--- Start Recorded information ---

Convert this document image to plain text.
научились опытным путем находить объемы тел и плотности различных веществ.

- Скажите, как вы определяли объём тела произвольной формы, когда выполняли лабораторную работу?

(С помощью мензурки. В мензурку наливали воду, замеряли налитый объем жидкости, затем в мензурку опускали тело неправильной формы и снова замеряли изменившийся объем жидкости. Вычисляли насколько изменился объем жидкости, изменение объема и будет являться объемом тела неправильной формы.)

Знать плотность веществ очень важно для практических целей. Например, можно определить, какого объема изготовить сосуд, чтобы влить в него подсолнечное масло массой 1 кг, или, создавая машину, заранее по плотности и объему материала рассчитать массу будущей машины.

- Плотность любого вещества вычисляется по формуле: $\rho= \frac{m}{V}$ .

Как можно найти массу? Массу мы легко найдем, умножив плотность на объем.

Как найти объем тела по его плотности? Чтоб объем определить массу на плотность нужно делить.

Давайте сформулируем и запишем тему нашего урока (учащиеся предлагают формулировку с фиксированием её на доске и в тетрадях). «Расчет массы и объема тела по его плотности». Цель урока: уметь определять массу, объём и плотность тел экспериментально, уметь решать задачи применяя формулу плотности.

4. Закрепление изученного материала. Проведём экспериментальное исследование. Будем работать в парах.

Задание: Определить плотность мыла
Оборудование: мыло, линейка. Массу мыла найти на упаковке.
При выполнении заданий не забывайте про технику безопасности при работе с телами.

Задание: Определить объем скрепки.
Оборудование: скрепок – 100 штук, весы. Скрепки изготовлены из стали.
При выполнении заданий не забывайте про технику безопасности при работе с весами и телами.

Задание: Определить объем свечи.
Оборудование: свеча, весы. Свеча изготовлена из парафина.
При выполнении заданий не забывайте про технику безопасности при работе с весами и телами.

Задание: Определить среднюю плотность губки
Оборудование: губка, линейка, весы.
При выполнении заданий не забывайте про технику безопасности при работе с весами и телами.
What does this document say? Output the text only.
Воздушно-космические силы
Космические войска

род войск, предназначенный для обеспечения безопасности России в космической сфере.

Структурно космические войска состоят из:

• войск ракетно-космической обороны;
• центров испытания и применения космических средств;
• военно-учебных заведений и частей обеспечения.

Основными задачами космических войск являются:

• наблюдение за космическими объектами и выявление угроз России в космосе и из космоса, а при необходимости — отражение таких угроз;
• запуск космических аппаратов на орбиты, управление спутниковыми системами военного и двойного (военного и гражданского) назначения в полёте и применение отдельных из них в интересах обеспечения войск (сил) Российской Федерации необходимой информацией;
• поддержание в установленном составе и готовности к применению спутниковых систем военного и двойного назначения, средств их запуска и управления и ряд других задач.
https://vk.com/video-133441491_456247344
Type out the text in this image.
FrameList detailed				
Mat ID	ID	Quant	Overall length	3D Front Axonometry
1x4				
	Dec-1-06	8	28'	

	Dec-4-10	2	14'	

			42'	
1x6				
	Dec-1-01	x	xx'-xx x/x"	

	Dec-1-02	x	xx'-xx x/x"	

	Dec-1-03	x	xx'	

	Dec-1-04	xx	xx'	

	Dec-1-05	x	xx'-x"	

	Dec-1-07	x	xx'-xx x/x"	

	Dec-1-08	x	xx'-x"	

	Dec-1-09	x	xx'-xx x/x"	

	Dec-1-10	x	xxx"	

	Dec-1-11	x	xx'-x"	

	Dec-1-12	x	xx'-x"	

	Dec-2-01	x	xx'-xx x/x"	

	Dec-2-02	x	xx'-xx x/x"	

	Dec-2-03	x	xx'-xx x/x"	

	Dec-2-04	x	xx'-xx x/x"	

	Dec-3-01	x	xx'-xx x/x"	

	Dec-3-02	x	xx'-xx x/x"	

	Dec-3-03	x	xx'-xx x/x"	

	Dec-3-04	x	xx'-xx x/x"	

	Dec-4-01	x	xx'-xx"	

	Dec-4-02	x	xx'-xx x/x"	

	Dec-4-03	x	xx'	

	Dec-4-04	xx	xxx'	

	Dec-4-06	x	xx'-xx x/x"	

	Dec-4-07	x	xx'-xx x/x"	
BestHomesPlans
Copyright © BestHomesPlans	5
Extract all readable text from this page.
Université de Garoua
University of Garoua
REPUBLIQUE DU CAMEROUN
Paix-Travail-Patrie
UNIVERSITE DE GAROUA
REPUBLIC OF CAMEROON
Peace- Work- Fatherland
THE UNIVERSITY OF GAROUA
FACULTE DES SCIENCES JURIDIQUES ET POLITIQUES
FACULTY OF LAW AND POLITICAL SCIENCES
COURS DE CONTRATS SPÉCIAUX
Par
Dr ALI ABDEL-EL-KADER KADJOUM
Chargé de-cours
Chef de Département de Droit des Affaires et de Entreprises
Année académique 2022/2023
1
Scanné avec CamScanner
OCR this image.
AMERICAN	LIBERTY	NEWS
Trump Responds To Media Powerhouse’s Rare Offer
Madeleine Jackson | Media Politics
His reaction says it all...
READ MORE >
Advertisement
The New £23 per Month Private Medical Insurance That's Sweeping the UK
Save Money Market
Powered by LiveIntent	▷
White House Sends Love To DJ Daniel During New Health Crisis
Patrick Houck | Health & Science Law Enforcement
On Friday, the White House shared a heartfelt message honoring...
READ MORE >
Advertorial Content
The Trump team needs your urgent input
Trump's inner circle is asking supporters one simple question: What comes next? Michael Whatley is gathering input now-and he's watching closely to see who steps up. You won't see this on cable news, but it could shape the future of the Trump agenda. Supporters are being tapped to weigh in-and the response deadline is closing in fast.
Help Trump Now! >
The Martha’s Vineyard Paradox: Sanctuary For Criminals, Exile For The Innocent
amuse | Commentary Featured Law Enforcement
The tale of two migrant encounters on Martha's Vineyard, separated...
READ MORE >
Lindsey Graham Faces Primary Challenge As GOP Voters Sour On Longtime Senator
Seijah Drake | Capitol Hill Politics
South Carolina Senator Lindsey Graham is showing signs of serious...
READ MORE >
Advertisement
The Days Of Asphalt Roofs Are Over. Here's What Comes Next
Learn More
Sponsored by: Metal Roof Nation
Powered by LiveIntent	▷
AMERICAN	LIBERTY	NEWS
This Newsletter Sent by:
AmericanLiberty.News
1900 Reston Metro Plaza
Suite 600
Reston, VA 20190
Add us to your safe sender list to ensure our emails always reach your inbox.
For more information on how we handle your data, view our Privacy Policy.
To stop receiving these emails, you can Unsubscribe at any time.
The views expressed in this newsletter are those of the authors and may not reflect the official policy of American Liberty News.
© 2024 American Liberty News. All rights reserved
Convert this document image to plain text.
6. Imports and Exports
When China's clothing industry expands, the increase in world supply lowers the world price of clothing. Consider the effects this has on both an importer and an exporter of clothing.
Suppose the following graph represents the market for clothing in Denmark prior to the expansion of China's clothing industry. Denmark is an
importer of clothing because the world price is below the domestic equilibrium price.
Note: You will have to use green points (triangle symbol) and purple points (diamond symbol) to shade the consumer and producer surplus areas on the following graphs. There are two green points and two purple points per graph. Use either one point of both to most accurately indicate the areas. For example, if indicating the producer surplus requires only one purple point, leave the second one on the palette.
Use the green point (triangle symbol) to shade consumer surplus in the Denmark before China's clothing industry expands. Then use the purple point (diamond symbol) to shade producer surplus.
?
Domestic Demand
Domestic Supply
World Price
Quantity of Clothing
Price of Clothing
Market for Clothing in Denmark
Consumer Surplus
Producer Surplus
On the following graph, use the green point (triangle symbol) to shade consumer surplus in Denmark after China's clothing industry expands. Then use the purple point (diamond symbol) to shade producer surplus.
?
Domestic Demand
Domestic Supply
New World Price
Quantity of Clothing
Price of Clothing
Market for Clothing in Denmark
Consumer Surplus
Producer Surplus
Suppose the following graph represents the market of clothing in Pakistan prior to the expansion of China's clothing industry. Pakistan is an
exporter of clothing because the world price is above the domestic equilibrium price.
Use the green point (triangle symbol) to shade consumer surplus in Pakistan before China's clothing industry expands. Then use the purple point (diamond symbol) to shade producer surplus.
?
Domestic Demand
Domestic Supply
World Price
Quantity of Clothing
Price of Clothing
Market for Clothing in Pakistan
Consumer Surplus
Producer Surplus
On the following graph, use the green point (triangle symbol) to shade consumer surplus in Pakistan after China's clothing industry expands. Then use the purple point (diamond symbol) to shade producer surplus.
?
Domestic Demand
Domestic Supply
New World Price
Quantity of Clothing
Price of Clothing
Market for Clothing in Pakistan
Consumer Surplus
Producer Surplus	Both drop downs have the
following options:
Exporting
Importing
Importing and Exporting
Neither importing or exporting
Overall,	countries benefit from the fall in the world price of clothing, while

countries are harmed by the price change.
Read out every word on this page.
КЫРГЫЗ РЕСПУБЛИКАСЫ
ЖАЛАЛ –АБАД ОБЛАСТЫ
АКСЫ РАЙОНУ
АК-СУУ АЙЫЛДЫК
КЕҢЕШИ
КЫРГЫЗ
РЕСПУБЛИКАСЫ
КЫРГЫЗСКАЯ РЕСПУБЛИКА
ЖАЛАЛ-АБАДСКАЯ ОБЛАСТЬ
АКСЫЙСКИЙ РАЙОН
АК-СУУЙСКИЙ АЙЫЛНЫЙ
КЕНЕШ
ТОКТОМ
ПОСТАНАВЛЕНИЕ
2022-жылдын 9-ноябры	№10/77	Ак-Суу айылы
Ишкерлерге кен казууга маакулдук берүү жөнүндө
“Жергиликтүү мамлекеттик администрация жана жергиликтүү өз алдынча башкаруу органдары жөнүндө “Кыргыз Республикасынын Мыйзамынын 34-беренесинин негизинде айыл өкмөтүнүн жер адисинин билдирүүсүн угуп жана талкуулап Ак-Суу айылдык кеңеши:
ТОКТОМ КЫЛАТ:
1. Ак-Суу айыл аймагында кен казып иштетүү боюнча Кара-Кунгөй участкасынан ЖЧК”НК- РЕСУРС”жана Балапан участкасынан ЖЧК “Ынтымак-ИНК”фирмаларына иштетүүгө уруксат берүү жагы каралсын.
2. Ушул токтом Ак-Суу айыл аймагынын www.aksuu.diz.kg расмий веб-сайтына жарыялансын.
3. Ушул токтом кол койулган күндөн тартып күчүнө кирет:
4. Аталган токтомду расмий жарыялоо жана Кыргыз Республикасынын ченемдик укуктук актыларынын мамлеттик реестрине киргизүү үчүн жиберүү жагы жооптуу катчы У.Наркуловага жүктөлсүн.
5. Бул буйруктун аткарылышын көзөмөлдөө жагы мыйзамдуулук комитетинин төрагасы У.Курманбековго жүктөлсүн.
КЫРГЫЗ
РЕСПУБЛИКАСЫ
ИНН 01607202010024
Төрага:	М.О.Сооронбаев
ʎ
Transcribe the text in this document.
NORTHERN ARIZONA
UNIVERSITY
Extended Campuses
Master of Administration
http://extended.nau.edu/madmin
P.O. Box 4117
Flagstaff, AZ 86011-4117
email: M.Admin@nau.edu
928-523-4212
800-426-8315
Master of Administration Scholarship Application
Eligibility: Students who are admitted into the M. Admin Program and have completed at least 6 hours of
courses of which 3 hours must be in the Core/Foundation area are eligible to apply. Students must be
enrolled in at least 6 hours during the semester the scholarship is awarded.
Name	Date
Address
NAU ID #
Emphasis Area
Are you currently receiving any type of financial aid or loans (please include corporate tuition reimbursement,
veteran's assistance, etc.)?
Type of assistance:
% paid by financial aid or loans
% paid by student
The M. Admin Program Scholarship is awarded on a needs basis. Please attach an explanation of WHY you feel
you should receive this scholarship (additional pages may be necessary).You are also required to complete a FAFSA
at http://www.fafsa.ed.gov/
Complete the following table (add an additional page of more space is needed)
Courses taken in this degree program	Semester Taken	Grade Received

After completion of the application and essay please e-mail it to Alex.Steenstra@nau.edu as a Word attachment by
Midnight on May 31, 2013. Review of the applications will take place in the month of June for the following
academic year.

--- End Recorded information ---

Copy every line above that includes the string "because".

▶ Final result
importer of clothing because the world price is below the domestic equilibrium price.
exporter of clothing because the world price is above the domestic equilibrium price.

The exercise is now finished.